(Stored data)
────────────────────────────────────────

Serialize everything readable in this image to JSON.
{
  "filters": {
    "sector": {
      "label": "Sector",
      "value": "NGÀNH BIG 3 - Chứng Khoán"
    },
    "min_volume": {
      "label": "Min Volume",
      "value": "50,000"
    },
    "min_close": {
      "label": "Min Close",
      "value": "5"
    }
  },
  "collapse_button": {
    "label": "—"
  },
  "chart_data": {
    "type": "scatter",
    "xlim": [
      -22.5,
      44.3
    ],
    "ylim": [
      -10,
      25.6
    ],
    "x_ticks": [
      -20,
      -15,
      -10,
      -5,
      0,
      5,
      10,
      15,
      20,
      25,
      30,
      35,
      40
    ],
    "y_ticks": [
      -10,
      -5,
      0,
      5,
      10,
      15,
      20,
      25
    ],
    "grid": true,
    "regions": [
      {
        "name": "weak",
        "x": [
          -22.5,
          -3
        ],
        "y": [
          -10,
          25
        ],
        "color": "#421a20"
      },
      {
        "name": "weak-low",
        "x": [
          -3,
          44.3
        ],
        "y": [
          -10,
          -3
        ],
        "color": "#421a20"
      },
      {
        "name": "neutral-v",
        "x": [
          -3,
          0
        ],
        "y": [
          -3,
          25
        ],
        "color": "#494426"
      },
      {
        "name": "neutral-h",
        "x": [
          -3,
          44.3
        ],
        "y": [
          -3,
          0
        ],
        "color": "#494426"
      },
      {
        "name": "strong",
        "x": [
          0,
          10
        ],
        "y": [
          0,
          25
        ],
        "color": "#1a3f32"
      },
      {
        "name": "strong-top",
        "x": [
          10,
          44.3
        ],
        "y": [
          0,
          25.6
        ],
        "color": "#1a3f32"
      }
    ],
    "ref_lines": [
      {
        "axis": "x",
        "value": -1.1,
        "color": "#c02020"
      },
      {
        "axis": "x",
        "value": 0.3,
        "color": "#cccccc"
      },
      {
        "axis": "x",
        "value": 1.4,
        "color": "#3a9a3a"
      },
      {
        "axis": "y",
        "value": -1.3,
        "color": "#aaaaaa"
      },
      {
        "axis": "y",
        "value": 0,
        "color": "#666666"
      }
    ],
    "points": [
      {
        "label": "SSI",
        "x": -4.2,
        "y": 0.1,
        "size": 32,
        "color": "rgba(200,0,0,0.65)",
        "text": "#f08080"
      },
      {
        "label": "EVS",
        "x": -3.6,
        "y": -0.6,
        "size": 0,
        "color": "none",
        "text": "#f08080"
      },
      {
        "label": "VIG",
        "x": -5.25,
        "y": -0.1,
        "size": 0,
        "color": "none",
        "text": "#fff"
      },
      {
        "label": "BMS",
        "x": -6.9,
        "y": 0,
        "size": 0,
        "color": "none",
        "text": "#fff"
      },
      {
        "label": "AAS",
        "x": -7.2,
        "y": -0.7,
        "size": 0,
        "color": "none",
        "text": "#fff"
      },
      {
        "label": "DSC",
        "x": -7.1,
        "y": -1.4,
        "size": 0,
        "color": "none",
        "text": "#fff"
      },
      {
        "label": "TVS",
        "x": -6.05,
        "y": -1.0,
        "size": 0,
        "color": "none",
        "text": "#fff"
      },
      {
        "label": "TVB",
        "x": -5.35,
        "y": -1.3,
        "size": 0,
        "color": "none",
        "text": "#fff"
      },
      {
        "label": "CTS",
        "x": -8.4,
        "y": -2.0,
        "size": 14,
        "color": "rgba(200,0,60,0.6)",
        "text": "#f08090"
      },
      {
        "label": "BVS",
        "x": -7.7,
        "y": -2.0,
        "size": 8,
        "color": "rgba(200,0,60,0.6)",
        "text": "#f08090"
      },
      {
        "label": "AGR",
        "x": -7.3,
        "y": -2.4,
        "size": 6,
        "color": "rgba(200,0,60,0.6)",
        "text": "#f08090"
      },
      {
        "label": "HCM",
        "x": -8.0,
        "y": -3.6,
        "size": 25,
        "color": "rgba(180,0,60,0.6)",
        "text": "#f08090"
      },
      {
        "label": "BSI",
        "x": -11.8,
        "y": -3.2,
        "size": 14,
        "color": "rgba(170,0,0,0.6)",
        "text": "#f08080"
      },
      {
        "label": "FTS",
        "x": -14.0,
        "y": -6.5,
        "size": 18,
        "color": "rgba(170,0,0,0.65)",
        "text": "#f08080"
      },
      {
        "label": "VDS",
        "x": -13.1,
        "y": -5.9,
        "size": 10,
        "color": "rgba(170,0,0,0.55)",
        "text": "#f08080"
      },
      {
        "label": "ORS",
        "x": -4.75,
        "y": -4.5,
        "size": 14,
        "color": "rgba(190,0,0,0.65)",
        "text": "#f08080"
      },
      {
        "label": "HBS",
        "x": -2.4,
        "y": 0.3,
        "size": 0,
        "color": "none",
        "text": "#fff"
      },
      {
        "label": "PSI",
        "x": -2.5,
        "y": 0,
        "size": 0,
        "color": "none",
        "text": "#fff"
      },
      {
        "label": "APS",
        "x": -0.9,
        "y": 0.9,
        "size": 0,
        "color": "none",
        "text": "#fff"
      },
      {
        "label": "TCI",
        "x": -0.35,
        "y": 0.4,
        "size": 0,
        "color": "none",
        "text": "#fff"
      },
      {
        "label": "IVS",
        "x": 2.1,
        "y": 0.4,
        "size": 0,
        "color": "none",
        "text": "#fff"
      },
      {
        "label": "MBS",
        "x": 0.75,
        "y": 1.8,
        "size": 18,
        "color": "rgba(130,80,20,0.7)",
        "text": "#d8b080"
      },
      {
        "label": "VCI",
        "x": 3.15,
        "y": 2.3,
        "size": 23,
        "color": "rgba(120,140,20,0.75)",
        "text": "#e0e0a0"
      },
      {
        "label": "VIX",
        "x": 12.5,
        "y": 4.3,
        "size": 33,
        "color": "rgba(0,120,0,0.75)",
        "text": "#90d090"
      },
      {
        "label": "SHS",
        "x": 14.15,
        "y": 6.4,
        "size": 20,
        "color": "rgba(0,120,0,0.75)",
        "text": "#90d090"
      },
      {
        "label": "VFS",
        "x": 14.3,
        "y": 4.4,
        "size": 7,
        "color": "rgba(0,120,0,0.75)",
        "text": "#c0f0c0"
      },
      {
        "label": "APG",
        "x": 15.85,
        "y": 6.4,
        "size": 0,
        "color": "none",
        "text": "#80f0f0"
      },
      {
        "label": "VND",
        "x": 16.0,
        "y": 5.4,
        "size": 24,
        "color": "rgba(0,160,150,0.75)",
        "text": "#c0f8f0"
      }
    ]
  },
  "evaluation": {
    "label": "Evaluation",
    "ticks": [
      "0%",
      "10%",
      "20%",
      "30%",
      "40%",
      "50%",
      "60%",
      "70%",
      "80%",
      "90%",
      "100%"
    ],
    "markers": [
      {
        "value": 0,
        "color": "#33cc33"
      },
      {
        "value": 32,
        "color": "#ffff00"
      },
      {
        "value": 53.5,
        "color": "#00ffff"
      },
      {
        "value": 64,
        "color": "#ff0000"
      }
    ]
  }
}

────────────────────────────────────────

** STATED TASK **
Show all lines above holding "name".

** RESPONSE **
        "name": "weak",
        "name": "weak-low",
        "name": "neutral-v",
        "name": "neutral-h",
        "name": "strong",
        "name": "strong-top",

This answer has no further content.